- **Extrait présenté**:
.....
Recommandation : L'examen des données ou des résultats de la mise en œuvre du SLI vous donnera une bonne indication de votre situation par rapport à la réalisation de vos objectifs. Je recommande de commencer par créer un tableau de bord pour chaque CUJ - idéalement un tableau de bord comprenant des mesures qui vous permettront également de dépanner et de déboguer les problèmes de réalisation des SLO.

Analyse des risques

Maintenant que vous avez dressé une liste des risques potentiels, il est temps de les analyser, afin de hiérarchiser leur probabilité et de trouver les éventuels moyens de les atténuer. En d'autres termes, il est temps de procéder à une analyse des risques.

L’analyse de risques doit s’appuyer sur une approche basée sur les données afin d’adresser et prioriser les risques en les évaluant selon 4 dimensions clés : les TTD et TTR déjà susmentionnés, le délai entre les défaillances (TBF), et leur impact sur les utilisateurs.

Dans le guide « Shrinking the impact of production incidents using SRE principles » (réduire l’impact des incidents en production à l’aide des principes SRE), nous proposons un diagramme du cycle des incidents de production. Dans ce dernier, reproduit ci-dessous, la zone bleue représente les moments où les utilisateurs sont satisfaits, et celle en rouge ceux où ils sont mécontents.

Le temps pendant lequel vos services ne sont pas fiables et vos utilisateurs sont mécontents dépend directement du temps de détection et du temps de réparation. Il est aussi affecté par la fréquence des incidents (qui peut être traduit en temps entre les défaillances).

SRE

Il en résulte que l’on peut améliorer « la fiabilité » en augmentant le temps entre les pannes, en diminuant le temps de détection ou le délai de réparation et, bien sûr, en réduisant l'impact des pannes en premier lieu.

Concevoir votre service pour qu’il soit résilient contribue à réduire la fréquence des pannes générales. Il faut éviter les points de défaillance uniques (single points of failure) au sein de votre architecture, qu'il s'agisse d'une instance individuelle, d'une zone de disponibilité ou même d'une région entière. Objectif : empêcher qu'une petite panne localisée ne fasse boule de neige et n'entraîne un temps d'arrêt mondial...

Pour réduire l’impact d’un incident sur vos utilisateurs, il faut chercher soit à réduire le pourcentage d’infrastructure affectée ou le pourcentage d’utilisateurs touchés, soit à diminuer les requêtes (par exemple en limitant une partie des demandes plutôt que de toutes les traiter). Afin de réduire le rayon d’action des pannes, cherchez à éviter les changements globaux et optez pour des stratégies de déploiement avancées qui permettent un déploiement progressif des changements sur plusieurs heures, jours voire semaines. Ceci permet de réduire le risque de panne majeure et l’identification des problèmes avant que tous les utilisateurs n’en soient affectés.
.....
- **Données fournies**:
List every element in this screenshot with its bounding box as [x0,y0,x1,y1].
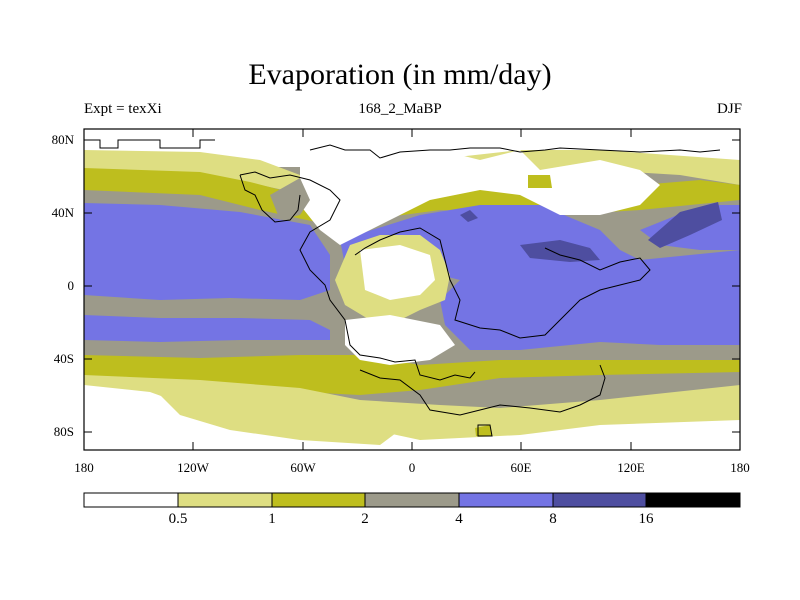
.....
- **Consigne**:
Poursuivez le texte sur l'analyse des risques et la fiabilité des services à partir de sa dernière phrase.

- **Réponse ci-dessous**:
Au-delà de ces mesures de bon sens, disposer de pipelines robustes d'intégration continue et de livraison continue (CI/CD) vous permet de déployer et de revenir en arrière en toute confiance et de réduire l'impact sur les clients (voir : SRE Book : Chapitre 8 - Release Engineering). La création d'un processus intégré de révision et de test du code vous aidera à trouver les problèmes à un stade précoce, avant que les utilisateurs ne soient affectés.

Améliorer le temps de détection (TTD) permet de s’assurer de corriger les pannes au plus vite. Le TTD estimé (ETTD)  exprime le temps nécessaire pour qu’un être humain soit informé du problème. Il doit inclure tous les délais qui retardent l’assimilation de l’information. Par exemple, si l’entreprise utilise une alerte basée sur les logs et que le système de log affiche un temps d’ingestion des données de 5 minutes, cela accroit d’autant le TTD pour chaque alerte.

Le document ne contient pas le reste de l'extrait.